■ SELECTED TEXT:
The opinion of the court was delivered by: Robert C. Mitchell United States Magistrate Judge
Currently before the Court is Plaintiffs' Supplemental Motion for Counsel Fees (Docket No. 44), in which they seek to be reimbursed for attorneys' fees their counsel incurred in connection with their original motion for attorneys' fees. Defendant opposes the motion.
On April 9, 2009, Plaintiffs, David and Helen Walter, brought this action against the United States of America pursuant to 28 U.S.C. § 1346(a)(1), seeking to recover federal income taxes for tax year 2002 in the amount of $5,670 that were overpaid yet not refunded by the Internal Revenue Service (IRS). They also sought an order requiring the IRS to apply this refund first to the underpayment of taxes for 2003 and 2004, and in their motion for summary judgment they requested permission to amend their complaint to include tax years 2005 and 2006. The United States opposed the refund on the ground that the statute of limitations for requesting it had expired and that Plaintiffs did not establish that they were entitled to statutory tolling on the ground that they were "financially disabled" pursuant to 26 U.S.C. § 6511(h). On December 16, 2009, an order was entered (Docket No. 25), denying Defendant's motion for summary judgment and granting Plaintiffs' motion for summary judgment. On that same date, the Court filed a memorandum opinion (Docket No. 26) and an order entering judgment in Plaintiffs' favor pursuant to Rule 58 of the Federal Rules of Civil Procedure (Docket No. 27).
On January 14, 2010, Plaintiffs filed a motion for an award of costs and counsel fees pursuant to 26 U.S.C. § 7430 (Docket No. 30). They sought $519.36 in court costs and $11,563.67 in attorneys' fees, representing 66.9 hours at the rate of $172.85 per hour. On March 2, 2010, an order was entered granting in part and denying in part Plaintiffs' motion (Docket No. 42). Specifically, the motion was granted but the amount for attorneys' fees was adjusted to $10,944.00.
On March 4, 2010, Plaintiffs filed a motion to recover the 9.3 hours that their counsel, James Carney, spent in litigating their motion for attorneys' fees, at $180.00 per hours, or a total of $1,674.00. They argue, citing Commissioner of the Immigration and Naturalization Service v. Jean, 496 U.S. 154 (1990), that they need not demonstrate that the government's position with respect to their original motion for attorneys' fees lacked substantial justification. Rather, they contend that the Court's finding that the government's position in this litigation lacked substantial justification operates as a one-time threshold for fee eligibility and that they are entitled to a supplemental award to take into account fees incurred in litigating the initial fee petition.

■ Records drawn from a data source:
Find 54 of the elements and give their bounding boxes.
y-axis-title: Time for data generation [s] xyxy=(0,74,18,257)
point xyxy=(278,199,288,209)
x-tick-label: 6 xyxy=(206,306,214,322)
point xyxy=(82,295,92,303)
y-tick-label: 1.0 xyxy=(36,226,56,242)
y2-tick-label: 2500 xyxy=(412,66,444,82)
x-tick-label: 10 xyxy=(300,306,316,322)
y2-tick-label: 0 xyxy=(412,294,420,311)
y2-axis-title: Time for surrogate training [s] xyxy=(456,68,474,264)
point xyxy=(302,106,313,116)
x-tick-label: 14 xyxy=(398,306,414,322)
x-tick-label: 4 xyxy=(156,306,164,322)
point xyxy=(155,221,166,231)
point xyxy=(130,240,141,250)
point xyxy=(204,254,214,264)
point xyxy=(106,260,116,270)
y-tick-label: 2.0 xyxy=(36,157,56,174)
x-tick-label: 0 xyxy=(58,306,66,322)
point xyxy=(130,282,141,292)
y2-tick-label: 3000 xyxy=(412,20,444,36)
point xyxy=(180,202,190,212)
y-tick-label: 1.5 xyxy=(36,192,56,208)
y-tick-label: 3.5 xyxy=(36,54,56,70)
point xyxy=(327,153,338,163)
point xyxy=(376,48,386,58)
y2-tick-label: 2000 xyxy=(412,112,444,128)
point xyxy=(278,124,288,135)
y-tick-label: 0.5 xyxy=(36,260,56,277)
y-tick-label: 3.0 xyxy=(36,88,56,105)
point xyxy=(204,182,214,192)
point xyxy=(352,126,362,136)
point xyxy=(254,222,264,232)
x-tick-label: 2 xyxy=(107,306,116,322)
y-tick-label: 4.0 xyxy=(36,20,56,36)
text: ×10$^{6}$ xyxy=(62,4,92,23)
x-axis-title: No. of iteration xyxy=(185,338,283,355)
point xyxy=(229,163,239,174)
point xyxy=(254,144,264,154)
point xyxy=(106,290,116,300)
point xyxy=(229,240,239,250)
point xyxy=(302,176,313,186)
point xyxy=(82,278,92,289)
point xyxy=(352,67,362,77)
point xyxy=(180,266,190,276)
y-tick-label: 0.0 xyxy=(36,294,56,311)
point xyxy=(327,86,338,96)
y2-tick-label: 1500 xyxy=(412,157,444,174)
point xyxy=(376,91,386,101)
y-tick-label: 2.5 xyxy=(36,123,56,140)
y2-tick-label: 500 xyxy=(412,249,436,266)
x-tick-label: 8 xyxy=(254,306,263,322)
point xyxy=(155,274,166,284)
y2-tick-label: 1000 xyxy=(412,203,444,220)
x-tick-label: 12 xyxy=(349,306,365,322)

■ DIRECTION 1: According to the court opinion, on what grounds did the United States oppose the refund the plaintiffs sought?
■ DIRECTION 2: Please output the rows from the data source as a numbered list, from the start of those rows up to and including the line that contains "y2-tick-label: 3000 xyxy=(412,20,444,36)".

■ WRITTEN REPLY 1: The United States argued that the statute of limitations for requesting the refund had expired. It also argued that the plaintiffs had not shown they were entitled to statutory tolling as "financially disabled" under 26 U.S.C. § 6511(h).

■ WRITTEN REPLY 2:
1. Find 54 of the elements and give their bounding boxes.
2. y-axis-title: Time for data generation [s] xyxy=(0,74,18,257)
3. point xyxy=(278,199,288,209)
4. x-tick-label: 6 xyxy=(206,306,214,322)
5. point xyxy=(82,295,92,303)
6. y-tick-label: 1.0 xyxy=(36,226,56,242)
7. y2-tick-label: 2500 xyxy=(412,66,444,82)
8. x-tick-label: 10 xyxy=(300,306,316,322)
9. y2-tick-label: 0 xyxy=(412,294,420,311)
10. y2-axis-title: Time for surrogate training [s] xyxy=(456,68,474,264)
11. point xyxy=(302,106,313,116)
12. x-tick-label: 14 xyxy=(398,306,414,322)
13. x-tick-label: 4 xyxy=(156,306,164,322)
14. point xyxy=(155,221,166,231)
15. point xyxy=(130,240,141,250)
16. point xyxy=(204,254,214,264)
17. point xyxy=(106,260,116,270)
18. y-tick-label: 2.0 xyxy=(36,157,56,174)
19. x-tick-label: 0 xyxy=(58,306,66,322)
20. point xyxy=(130,282,141,292)
21. y2-tick-label: 3000 xyxy=(412,20,444,36)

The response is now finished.